### Required work
Turn the lines of every item below into a numbered list, leaving out any blank lines.

### Data for the task

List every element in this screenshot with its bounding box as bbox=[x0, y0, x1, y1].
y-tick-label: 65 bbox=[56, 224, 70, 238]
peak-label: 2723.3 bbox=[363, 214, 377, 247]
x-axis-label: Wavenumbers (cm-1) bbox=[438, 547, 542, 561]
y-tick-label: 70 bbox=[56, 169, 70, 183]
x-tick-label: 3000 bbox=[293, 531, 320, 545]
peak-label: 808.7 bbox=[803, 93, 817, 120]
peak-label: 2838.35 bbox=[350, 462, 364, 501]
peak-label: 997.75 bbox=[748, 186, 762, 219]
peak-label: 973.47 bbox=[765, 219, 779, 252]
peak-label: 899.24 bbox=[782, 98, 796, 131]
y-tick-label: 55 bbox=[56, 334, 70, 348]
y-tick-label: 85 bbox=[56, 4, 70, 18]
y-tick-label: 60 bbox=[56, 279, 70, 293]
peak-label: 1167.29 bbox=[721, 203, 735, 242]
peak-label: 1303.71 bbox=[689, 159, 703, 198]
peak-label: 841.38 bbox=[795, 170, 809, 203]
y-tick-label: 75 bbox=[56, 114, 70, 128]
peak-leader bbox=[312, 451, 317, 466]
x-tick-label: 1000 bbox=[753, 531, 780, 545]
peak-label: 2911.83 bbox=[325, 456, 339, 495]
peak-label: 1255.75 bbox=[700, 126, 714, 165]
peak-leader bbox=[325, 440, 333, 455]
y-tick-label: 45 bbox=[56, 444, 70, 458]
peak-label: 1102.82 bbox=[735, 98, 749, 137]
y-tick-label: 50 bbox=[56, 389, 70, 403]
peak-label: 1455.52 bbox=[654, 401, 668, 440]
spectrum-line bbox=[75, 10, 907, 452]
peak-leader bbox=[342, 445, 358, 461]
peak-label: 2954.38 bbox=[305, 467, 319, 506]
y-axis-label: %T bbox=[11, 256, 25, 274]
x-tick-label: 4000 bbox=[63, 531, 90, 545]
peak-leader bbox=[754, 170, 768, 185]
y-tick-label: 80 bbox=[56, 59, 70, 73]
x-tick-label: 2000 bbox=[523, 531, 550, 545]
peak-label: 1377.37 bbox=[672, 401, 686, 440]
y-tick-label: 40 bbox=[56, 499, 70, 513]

### Problem solution
1. List every element in this screenshot with its bounding box as bbox=[x0, y0, x1, y1].
2. y-tick-label: 65 bbox=[56, 224, 70, 238]
3. peak-label: 2723.3 bbox=[363, 214, 377, 247]
4. x-axis-label: Wavenumbers (cm-1) bbox=[438, 547, 542, 561]
5. y-tick-label: 70 bbox=[56, 169, 70, 183]
6. x-tick-label: 3000 bbox=[293, 531, 320, 545]
7. peak-label: 808.7 bbox=[803, 93, 817, 120]
8. peak-label: 2838.35 bbox=[350, 462, 364, 501]
9. peak-label: 997.75 bbox=[748, 186, 762, 219]
10. peak-label: 973.47 bbox=[765, 219, 779, 252]
11. peak-label: 899.24 bbox=[782, 98, 796, 131]
12. y-tick-label: 55 bbox=[56, 334, 70, 348]
13. y-tick-label: 85 bbox=[56, 4, 70, 18]
14. y-tick-label: 60 bbox=[56, 279, 70, 293]
15. peak-label: 1167.29 bbox=[721, 203, 735, 242]
16. peak-label: 1303.71 bbox=[689, 159, 703, 198]
17. peak-label: 841.38 bbox=[795, 170, 809, 203]
18. y-tick-label: 75 bbox=[56, 114, 70, 128]
19. peak-leader bbox=[312, 451, 317, 466]
20. x-tick-label: 1000 bbox=[753, 531, 780, 545]
21. peak-label: 2911.83 bbox=[325, 456, 339, 495]
22. peak-label: 1255.75 bbox=[700, 126, 714, 165]
23. peak-leader bbox=[325, 440, 333, 455]
24. y-tick-label: 45 bbox=[56, 444, 70, 458]
25. peak-label: 1102.82 bbox=[735, 98, 749, 137]
26. y-tick-label: 50 bbox=[56, 389, 70, 403]
27. peak-label: 1455.52 bbox=[654, 401, 668, 440]
28. spectrum-line bbox=[75, 10, 907, 452]
29. peak-leader bbox=[342, 445, 358, 461]
30. peak-label: 2954.38 bbox=[305, 467, 319, 506]
31. y-axis-label: %T bbox=[11, 256, 25, 274]
32. x-tick-label: 4000 bbox=[63, 531, 90, 545]
33. peak-leader bbox=[754, 170, 768, 185]
34. y-tick-label: 80 bbox=[56, 59, 70, 73]
35. x-tick-label: 2000 bbox=[523, 531, 550, 545]
36. peak-label: 1377.37 bbox=[672, 401, 686, 440]
37. y-tick-label: 40 bbox=[56, 499, 70, 513]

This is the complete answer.